Instructions for the task
Repeat exactly the lines beginning at the one that contains "Decode this image" and running to the end of the material. Omit the pictures.

Records supplied
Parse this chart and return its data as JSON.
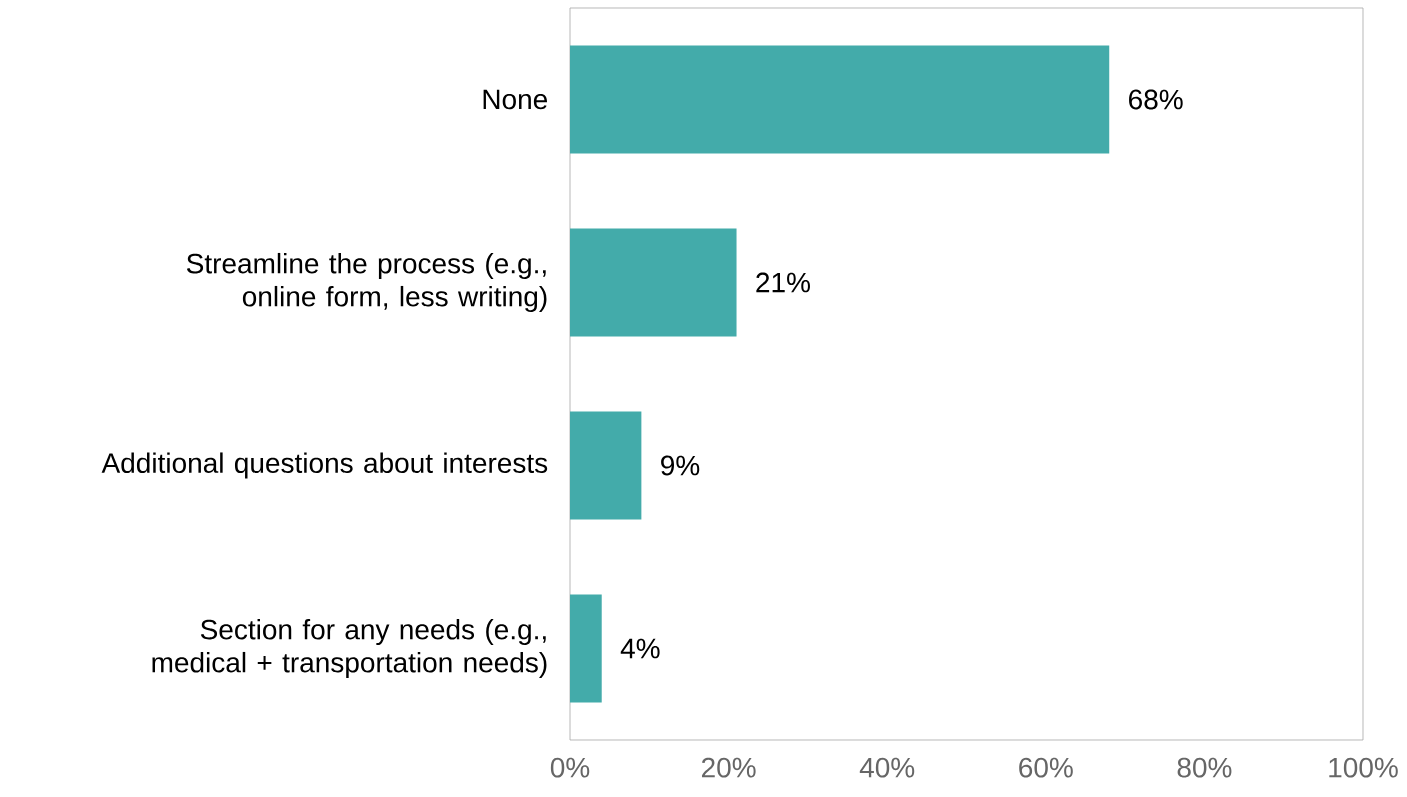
{
  "chart_data": {
    "type": "bar",
    "orientation": "horizontal",
    "categories": [
      "None",
      "Streamline the process (e.g., online form, less writing)",
      "Additional questions about interests",
      "Section for any needs (e.g., medical + transportation needs)"
    ],
    "values": [
      68,
      21,
      9,
      4
    ],
    "value_labels": [
      "68%",
      "21%",
      "9%",
      "4%"
    ],
    "color": "#43abaa",
    "xlim": [
      0,
      100
    ],
    "xticks": [
      {
        "value": 0,
        "label": "0%"
      },
      {
        "value": 20,
        "label": "20%"
      },
      {
        "value": 40,
        "label": "40%"
      },
      {
        "value": 60,
        "label": "60%"
      },
      {
        "value": 80,
        "label": "80%"
      },
      {
        "value": 100,
        "label": "100%"
      }
    ]
  }
}
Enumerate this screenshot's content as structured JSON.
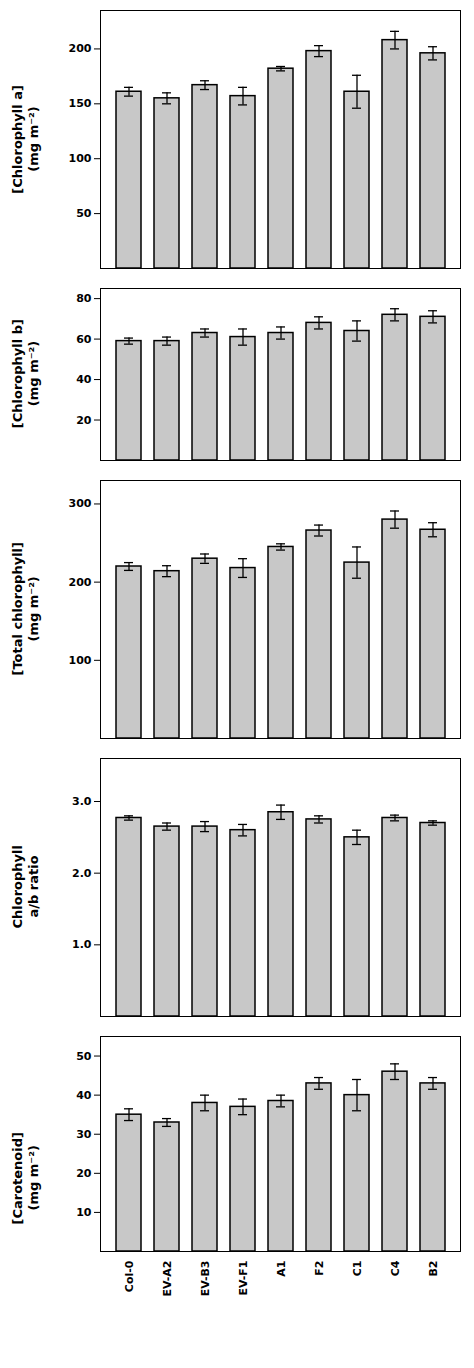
{
  "chart_data": [
    {
      "type": "bar",
      "categories": [
        "Col-0",
        "EV-A2",
        "EV-B3",
        "EV-F1",
        "A1",
        "F2",
        "C1",
        "C4",
        "B2"
      ],
      "values": [
        161,
        155,
        167,
        157,
        182,
        198,
        161,
        208,
        196
      ],
      "errors": [
        4,
        5,
        4,
        8,
        2,
        5,
        15,
        8,
        6
      ],
      "ylabel": "[Chlorophyll a]\n(mg m⁻²)",
      "ylim": [
        0,
        235
      ],
      "yticks": [
        50,
        100,
        150,
        200
      ],
      "color": "#c8c8c8",
      "grid": false,
      "tick_labels": "y"
    },
    {
      "type": "bar",
      "categories": [
        "Col-0",
        "EV-A2",
        "EV-B3",
        "EV-F1",
        "A1",
        "F2",
        "C1",
        "C4",
        "B2"
      ],
      "values": [
        59,
        59,
        63,
        61,
        63,
        68,
        64,
        72,
        71
      ],
      "errors": [
        1.5,
        2,
        2,
        4,
        3,
        3,
        5,
        3,
        3
      ],
      "ylabel": "[Chlorophyll b]\n(mg m⁻²)",
      "ylim": [
        0,
        85
      ],
      "yticks": [
        20,
        40,
        60,
        80
      ],
      "color": "#c8c8c8",
      "grid": false,
      "tick_labels": "y"
    },
    {
      "type": "bar",
      "categories": [
        "Col-0",
        "EV-A2",
        "EV-B3",
        "EV-F1",
        "A1",
        "F2",
        "C1",
        "C4",
        "B2"
      ],
      "values": [
        220,
        214,
        230,
        218,
        245,
        266,
        225,
        280,
        267
      ],
      "errors": [
        5,
        7,
        6,
        12,
        4,
        7,
        20,
        11,
        9
      ],
      "ylabel": "[Total chlorophyll]\n(mg m⁻²)",
      "ylim": [
        0,
        330
      ],
      "yticks": [
        100,
        200,
        300
      ],
      "color": "#c8c8c8",
      "grid": false,
      "tick_labels": "y"
    },
    {
      "type": "bar",
      "categories": [
        "Col-0",
        "EV-A2",
        "EV-B3",
        "EV-F1",
        "A1",
        "F2",
        "C1",
        "C4",
        "B2"
      ],
      "values": [
        2.77,
        2.65,
        2.65,
        2.6,
        2.85,
        2.75,
        2.5,
        2.77,
        2.7
      ],
      "errors": [
        0.03,
        0.05,
        0.07,
        0.08,
        0.1,
        0.05,
        0.1,
        0.04,
        0.03
      ],
      "ylabel": "Chlorophyll\na/b ratio",
      "ylim": [
        0,
        3.6
      ],
      "yticks": [
        1,
        2,
        3
      ],
      "color": "#c8c8c8",
      "grid": false,
      "tick_labels": "y"
    },
    {
      "type": "bar",
      "categories": [
        "Col-0",
        "EV-A2",
        "EV-B3",
        "EV-F1",
        "A1",
        "F2",
        "C1",
        "C4",
        "B2"
      ],
      "values": [
        35,
        33,
        38,
        37,
        38.5,
        43,
        40,
        46,
        43
      ],
      "errors": [
        1.5,
        1,
        2,
        2,
        1.5,
        1.5,
        4,
        2,
        1.5
      ],
      "ylabel": "[Carotenoid]\n(mg m⁻²)",
      "ylim": [
        0,
        55
      ],
      "yticks": [
        10,
        20,
        30,
        40,
        50
      ],
      "color": "#c8c8c8",
      "grid": false
    }
  ]
}
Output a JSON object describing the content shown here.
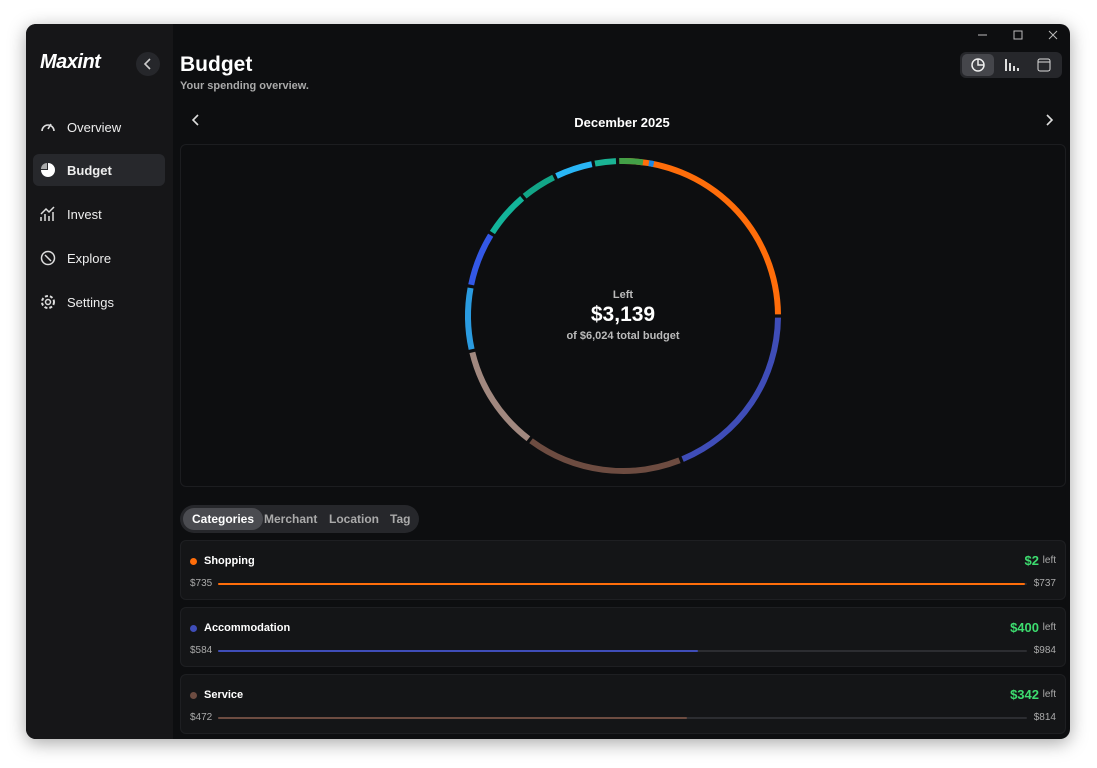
{
  "app": {
    "logo": "Maxint",
    "nav": [
      "Overview",
      "Budget",
      "Invest",
      "Explore",
      "Settings"
    ]
  },
  "header": {
    "title": "Budget",
    "subtitle": "Your spending overview."
  },
  "period": "December 2025",
  "summary": {
    "label": "Left",
    "amount": "$3,139",
    "caption": "of $6,024 total budget"
  },
  "tabs": [
    "Categories",
    "Merchant",
    "Location",
    "Tag"
  ],
  "categories": [
    {
      "name": "Shopping",
      "color": "#ff6d0a",
      "left": "$2",
      "left_label": "left",
      "spent": {
        "value": 735,
        "label": "$735"
      },
      "budget": {
        "value": 737,
        "label": "$737"
      }
    },
    {
      "name": "Accommodation",
      "color": "#3f4db8",
      "left": "$400",
      "left_label": "left",
      "spent": {
        "value": 584,
        "label": "$584"
      },
      "budget": {
        "value": 984,
        "label": "$984"
      }
    },
    {
      "name": "Service",
      "color": "#6d4c41",
      "left": "$342",
      "left_label": "left",
      "spent": {
        "value": 472,
        "label": "$472"
      },
      "budget": {
        "value": 814,
        "label": "$814"
      }
    }
  ]
}
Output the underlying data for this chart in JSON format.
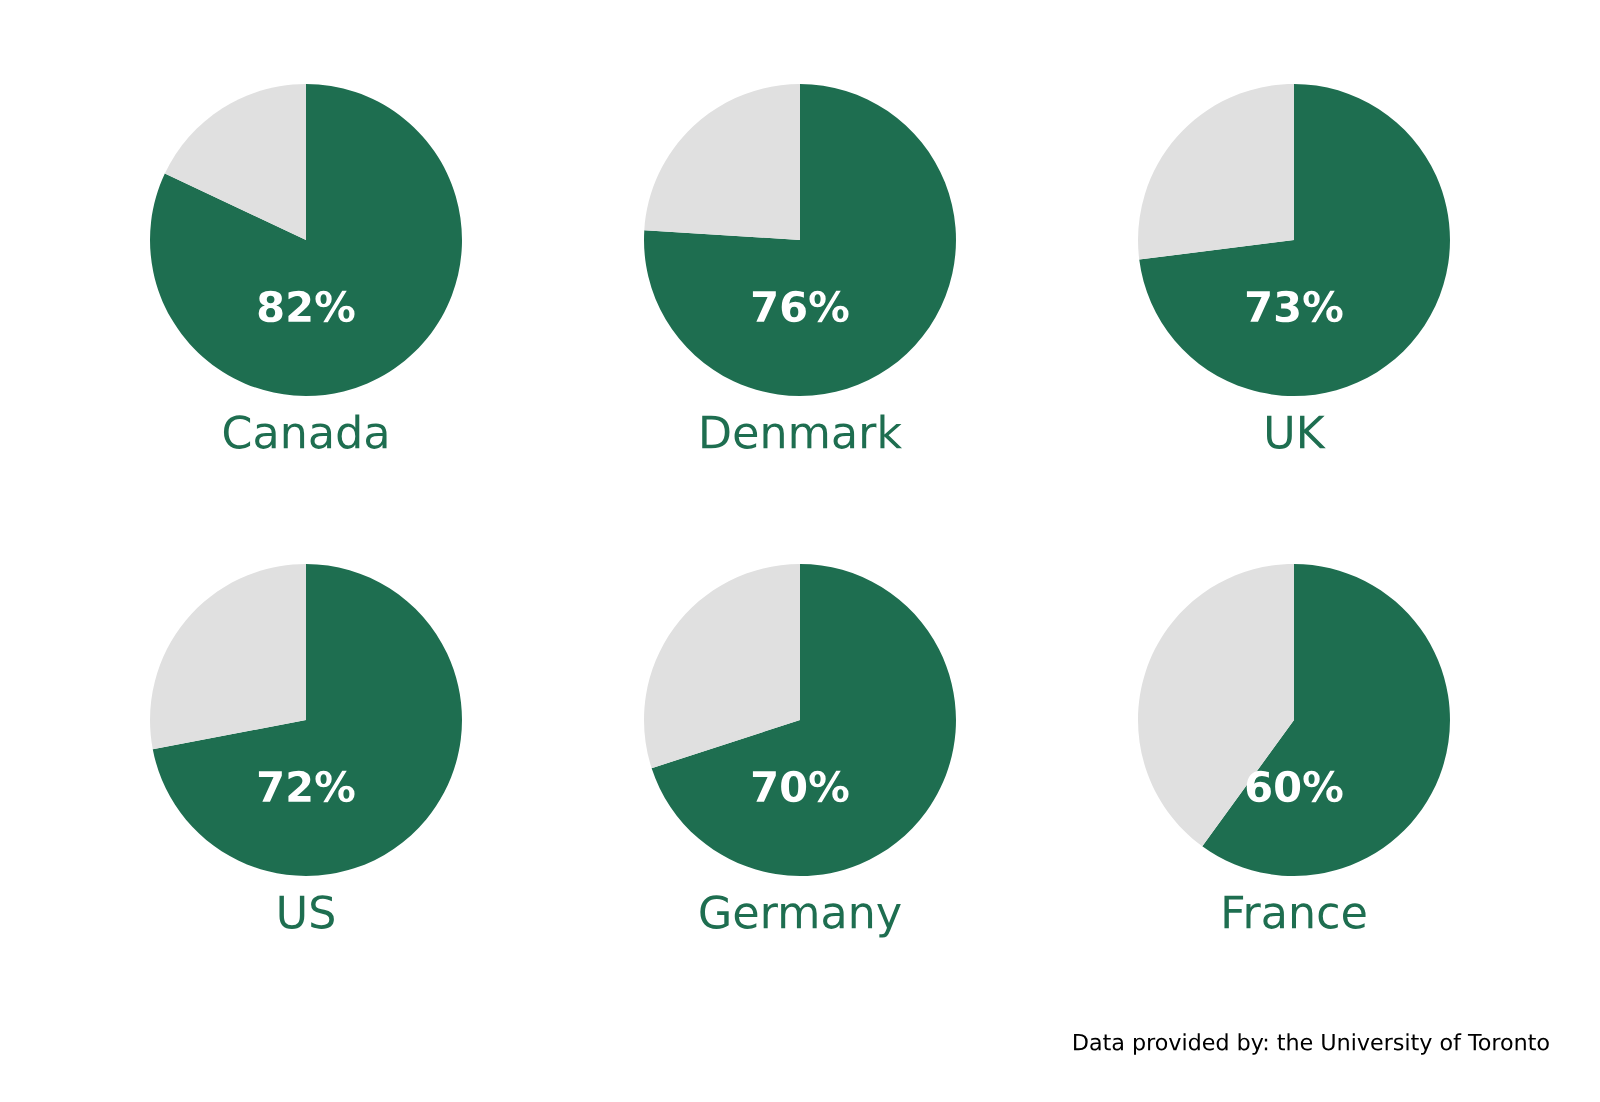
{
  "chart_data": [
    {
      "type": "pie",
      "title": "Canada",
      "categories": [
        null,
        null
      ],
      "values": [
        82,
        18
      ],
      "colors": [
        "#1e6e50",
        "#e0e0e0"
      ],
      "value_labels": [
        "82%",
        null
      ]
    },
    {
      "type": "pie",
      "title": "Denmark",
      "categories": [
        null,
        null
      ],
      "values": [
        76,
        24
      ],
      "colors": [
        "#1e6e50",
        "#e0e0e0"
      ],
      "value_labels": [
        "76%",
        null
      ]
    },
    {
      "type": "pie",
      "title": "UK",
      "categories": [
        null,
        null
      ],
      "values": [
        73,
        27
      ],
      "colors": [
        "#1e6e50",
        "#e0e0e0"
      ],
      "value_labels": [
        "73%",
        null
      ]
    },
    {
      "type": "pie",
      "title": "US",
      "categories": [
        null,
        null
      ],
      "values": [
        72,
        28
      ],
      "colors": [
        "#1e6e50",
        "#e0e0e0"
      ],
      "value_labels": [
        "72%",
        null
      ]
    },
    {
      "type": "pie",
      "title": "Germany",
      "categories": [
        null,
        null
      ],
      "values": [
        70,
        30
      ],
      "colors": [
        "#1e6e50",
        "#e0e0e0"
      ],
      "value_labels": [
        "70%",
        null
      ]
    },
    {
      "type": "pie",
      "title": "France",
      "categories": [
        null,
        null
      ],
      "values": [
        60,
        40
      ],
      "colors": [
        "#1e6e50",
        "#e0e0e0"
      ],
      "value_labels": [
        "60%",
        null
      ],
      "annotations": [
        "Data provided by: the University of Toronto"
      ]
    }
  ]
}
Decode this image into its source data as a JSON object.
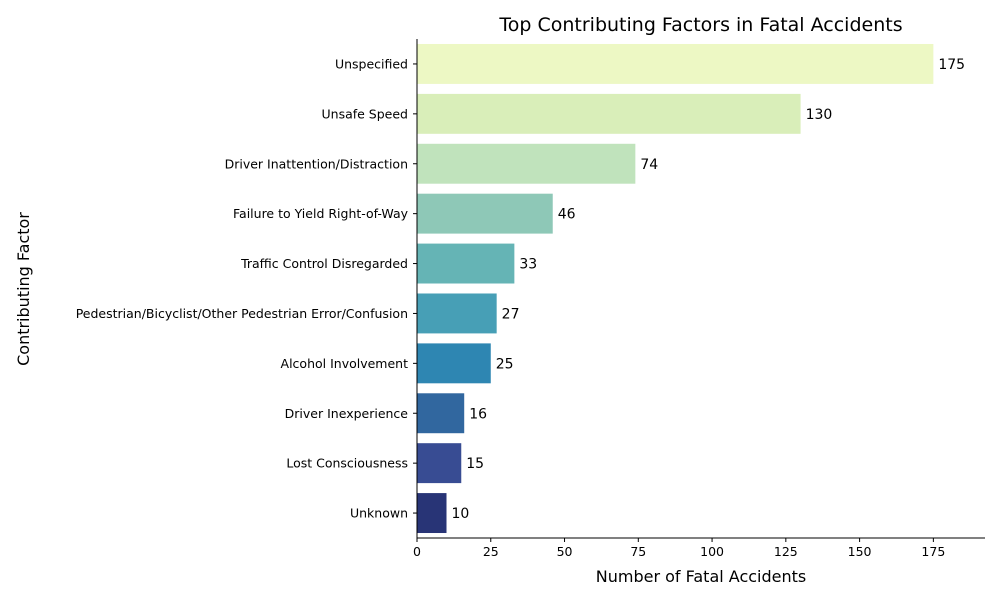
{
  "chart_data": {
    "type": "bar",
    "orientation": "horizontal",
    "title": "Top Contributing Factors in Fatal Accidents",
    "xlabel": "Number of Fatal Accidents",
    "ylabel": "Contributing Factor",
    "xlim": [
      0,
      192.5
    ],
    "xticks": [
      0,
      25,
      50,
      75,
      100,
      125,
      150,
      175
    ],
    "grid": false,
    "categories": [
      "Unspecified",
      "Unsafe Speed",
      "Driver Inattention/Distraction",
      "Failure to Yield Right-of-Way",
      "Traffic Control Disregarded",
      "Pedestrian/Bicyclist/Other Pedestrian Error/Confusion",
      "Alcohol Involvement",
      "Driver Inexperience",
      "Lost Consciousness",
      "Unknown"
    ],
    "values": [
      175,
      130,
      74,
      46,
      33,
      27,
      25,
      16,
      15,
      10
    ],
    "colors": [
      "#edf8c4",
      "#d9eeb9",
      "#c0e3bc",
      "#8ec8b7",
      "#65b4b5",
      "#479fb6",
      "#2e86b2",
      "#31679f",
      "#384c93",
      "#283476"
    ]
  }
}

Task output
Decode this image into its source data as a JSON object.
{
  "chart_data": {
    "type": "bar",
    "orientation": "horizontal",
    "title": "Top Contributing Factors in Fatal Accidents",
    "xlabel": "Number of Fatal Accidents",
    "ylabel": "Contributing Factor",
    "xlim": [
      0,
      192.5
    ],
    "xticks": [
      0,
      25,
      50,
      75,
      100,
      125,
      150,
      175
    ],
    "grid": false,
    "categories": [
      "Unspecified",
      "Unsafe Speed",
      "Driver Inattention/Distraction",
      "Failure to Yield Right-of-Way",
      "Traffic Control Disregarded",
      "Pedestrian/Bicyclist/Other Pedestrian Error/Confusion",
      "Alcohol Involvement",
      "Driver Inexperience",
      "Lost Consciousness",
      "Unknown"
    ],
    "values": [
      175,
      130,
      74,
      46,
      33,
      27,
      25,
      16,
      15,
      10
    ],
    "colors": [
      "#edf8c4",
      "#d9eeb9",
      "#c0e3bc",
      "#8ec8b7",
      "#65b4b5",
      "#479fb6",
      "#2e86b2",
      "#31679f",
      "#384c93",
      "#283476"
    ]
  }
}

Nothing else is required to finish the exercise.